* _WRITTEN EXERCISE_
Give back the entire listing verbatim.

:::

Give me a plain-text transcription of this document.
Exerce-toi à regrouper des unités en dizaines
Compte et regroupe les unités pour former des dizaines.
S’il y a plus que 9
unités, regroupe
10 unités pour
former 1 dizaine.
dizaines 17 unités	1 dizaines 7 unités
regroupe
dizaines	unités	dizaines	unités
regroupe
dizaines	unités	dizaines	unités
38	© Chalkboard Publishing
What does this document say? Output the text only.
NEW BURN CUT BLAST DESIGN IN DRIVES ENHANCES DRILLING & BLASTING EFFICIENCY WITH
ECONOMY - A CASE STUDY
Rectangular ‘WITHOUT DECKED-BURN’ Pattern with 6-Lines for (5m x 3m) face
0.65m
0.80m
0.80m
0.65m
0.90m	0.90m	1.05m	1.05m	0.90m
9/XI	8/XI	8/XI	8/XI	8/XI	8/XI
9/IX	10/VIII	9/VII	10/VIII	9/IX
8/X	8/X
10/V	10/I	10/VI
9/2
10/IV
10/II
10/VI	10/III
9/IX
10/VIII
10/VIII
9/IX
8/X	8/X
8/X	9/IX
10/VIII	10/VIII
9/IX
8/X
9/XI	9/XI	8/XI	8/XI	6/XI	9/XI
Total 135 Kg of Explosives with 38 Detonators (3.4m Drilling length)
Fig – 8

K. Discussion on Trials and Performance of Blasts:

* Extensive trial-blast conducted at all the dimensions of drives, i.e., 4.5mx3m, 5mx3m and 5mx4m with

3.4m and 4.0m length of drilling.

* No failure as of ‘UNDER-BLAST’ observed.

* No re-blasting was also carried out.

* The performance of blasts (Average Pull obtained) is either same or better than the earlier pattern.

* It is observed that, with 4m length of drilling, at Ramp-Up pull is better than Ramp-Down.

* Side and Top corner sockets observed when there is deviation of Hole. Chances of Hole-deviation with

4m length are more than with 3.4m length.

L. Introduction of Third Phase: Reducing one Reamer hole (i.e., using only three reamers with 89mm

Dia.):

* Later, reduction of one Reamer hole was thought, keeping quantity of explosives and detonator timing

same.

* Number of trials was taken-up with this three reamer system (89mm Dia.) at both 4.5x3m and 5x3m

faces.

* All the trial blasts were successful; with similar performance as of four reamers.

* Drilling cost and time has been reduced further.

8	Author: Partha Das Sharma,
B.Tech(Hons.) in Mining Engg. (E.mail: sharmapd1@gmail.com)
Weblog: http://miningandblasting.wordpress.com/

:::

* _SOLUTION FOR THIS TASK_
Give me a plain-text transcription of this document.
Exerce-toi à regrouper des unités en dizaines
Compte et regroupe les unités pour former des dizaines.
S’il y a plus que 9
unités, regroupe
10 unités pour
former 1 dizaine.
dizaines 17 unités	1 dizaines 7 unités
regroupe
dizaines	unités	dizaines	unités
regroupe
dizaines	unités	dizaines	unités
38	© Chalkboard Publishing
What does this document say? Output the text only.
NEW BURN CUT BLAST DESIGN IN DRIVES ENHANCES DRILLING & BLASTING EFFICIENCY WITH
ECONOMY - A CASE STUDY
Rectangular ‘WITHOUT DECKED-BURN’ Pattern with 6-Lines for (5m x 3m) face
0.65m
0.80m
0.80m
0.65m
0.90m	0.90m	1.05m	1.05m	0.90m
9/XI	8/XI	8/XI	8/XI	8/XI	8/XI
9/IX	10/VIII	9/VII	10/VIII	9/IX
8/X	8/X
10/V	10/I	10/VI
9/2
10/IV
10/II
10/VI	10/III
9/IX
10/VIII
10/VIII
9/IX
8/X	8/X
8/X	9/IX
10/VIII	10/VIII
9/IX
8/X
9/XI	9/XI	8/XI	8/XI	6/XI	9/XI
Total 135 Kg of Explosives with 38 Detonators (3.4m Drilling length)
Fig – 8

K. Discussion on Trials and Performance of Blasts:

* Extensive trial-blast conducted at all the dimensions of drives, i.e., 4.5mx3m, 5mx3m and 5mx4m with

3.4m and 4.0m length of drilling.

* No failure as of ‘UNDER-BLAST’ observed.

* No re-blasting was also carried out.

* The performance of blasts (Average Pull obtained) is either same or better than the earlier pattern.

* It is observed that, with 4m length of drilling, at Ramp-Up pull is better than Ramp-Down.

* Side and Top corner sockets observed when there is deviation of Hole. Chances of Hole-deviation with

4m length are more than with 3.4m length.

L. Introduction of Third Phase: Reducing one Reamer hole (i.e., using only three reamers with 89mm

Dia.):

* Later, reduction of one Reamer hole was thought, keeping quantity of explosives and detonator timing

same.

* Number of trials was taken-up with this three reamer system (89mm Dia.) at both 4.5x3m and 5x3m

faces.

* All the trial blasts were successful; with similar performance as of four reamers.

* Drilling cost and time has been reduced further.

8	Author: Partha Das Sharma,
B.Tech(Hons.) in Mining Engg. (E.mail: sharmapd1@gmail.com)
Weblog: http://miningandblasting.wordpress.com/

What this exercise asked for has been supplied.